> TASK OBJECTIVE: Provide an exact copy of the data, excluding the images.

> ITEMS:
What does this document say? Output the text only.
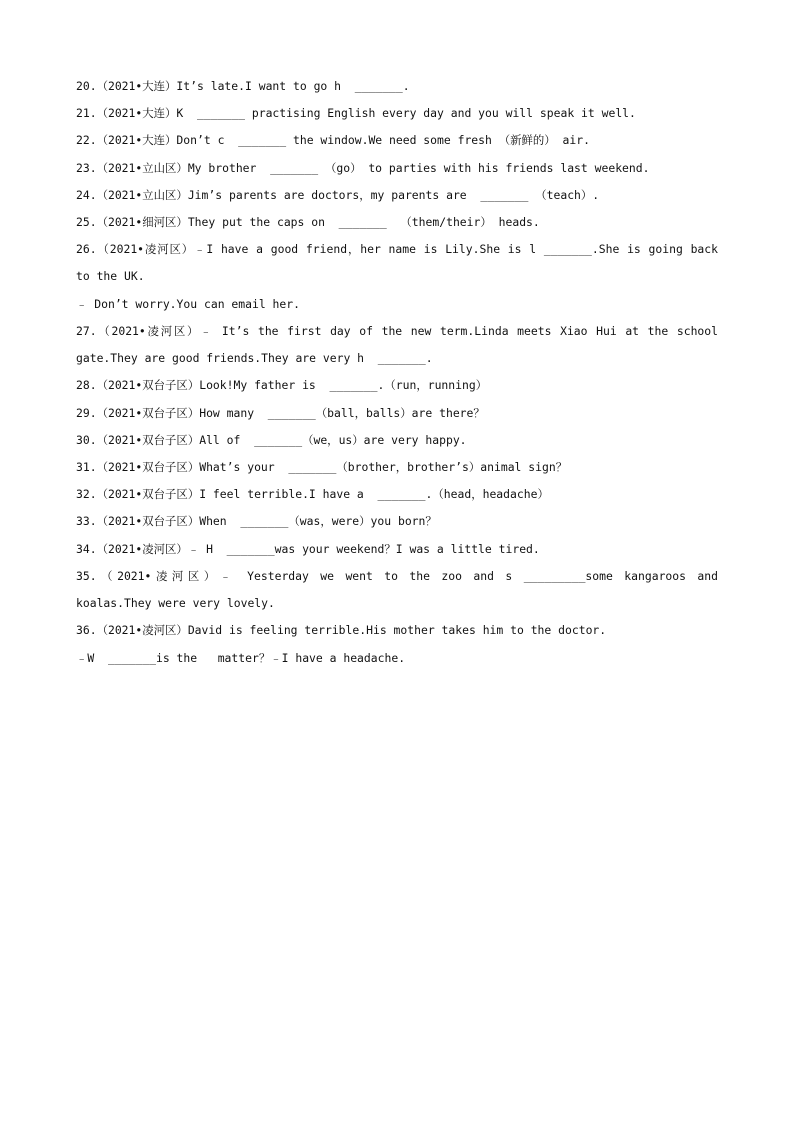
20.（2021•大连）It’s late.I want to go h  _______.
21.（2021•大连）K  _______ practising English every day and you will speak it well.
22.（2021•大连）Don’t c  _______ the window.We need some fresh （新鲜的） air.
23.（2021•立山区）My brother  _______ （go） to parties with his friends last weekend.
24.（2021•立山区）Jim’s parents are doctors，my parents are  _______ （teach）.
25.（2021•细河区）They put the caps on  _______  （them/their） heads.
26.（2021•凌河区）﹣I have a good friend，her name is Lily.She is l _______.She is going back
to the UK.
﹣ Don’t worry.You can email her.
27.（2021•凌河区）﹣ It’s the first day of the new term.Linda meets Xiao Hui at the school
gate.They are good friends.They are very h  _______.
28.（2021•双台子区）Look!My father is  _______.（run，running）
29.（2021•双台子区）How many  _______（ball，balls）are there？
30.（2021•双台子区）All of  _______（we，us）are very happy.
31.（2021•双台子区）What’s your  _______（brother，brother’s）animal sign？
32.（2021•双台子区）I feel terrible.I have a  _______.（head，headache）
33.（2021•双台子区）When  _______（was，were）you born？
34.（2021•凌河区）﹣ H  _______was your weekend？I was a little tired.
35.（2021•凌河区）﹣ Yesterday we went to the zoo and s _________some kangaroos and
koalas.They were very lovely.
36.（2021•凌河区）David is feeling terrible.His mother takes him to the doctor.
﹣W  _______is the   matter？﹣I have a headache.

> TASK RESULT:
What does this document say? Output the text only.
20.（2021•大连）It’s late.I want to go h  _______.
21.（2021•大连）K  _______ practising English every day and you will speak it well.
22.（2021•大连）Don’t c  _______ the window.We need some fresh （新鲜的） air.
23.（2021•立山区）My brother  _______ （go） to parties with his friends last weekend.
24.（2021•立山区）Jim’s parents are doctors，my parents are  _______ （teach）.
25.（2021•细河区）They put the caps on  _______  （them/their） heads.
26.（2021•凌河区）﹣I have a good friend，her name is Lily.She is l _______.She is going back
to the UK.
﹣ Don’t worry.You can email her.
27.（2021•凌河区）﹣ It’s the first day of the new term.Linda meets Xiao Hui at the school
gate.They are good friends.They are very h  _______.
28.（2021•双台子区）Look!My father is  _______.（run，running）
29.（2021•双台子区）How many  _______（ball，balls）are there？
30.（2021•双台子区）All of  _______（we，us）are very happy.
31.（2021•双台子区）What’s your  _______（brother，brother’s）animal sign？
32.（2021•双台子区）I feel terrible.I have a  _______.（head，headache）
33.（2021•双台子区）When  _______（was，were）you born？
34.（2021•凌河区）﹣ H  _______was your weekend？I was a little tired.
35.（2021•凌河区）﹣ Yesterday we went to the zoo and s _________some kangaroos and
koalas.They were very lovely.
36.（2021•凌河区）David is feeling terrible.His mother takes him to the doctor.
﹣W  _______is the   matter？﹣I have a headache.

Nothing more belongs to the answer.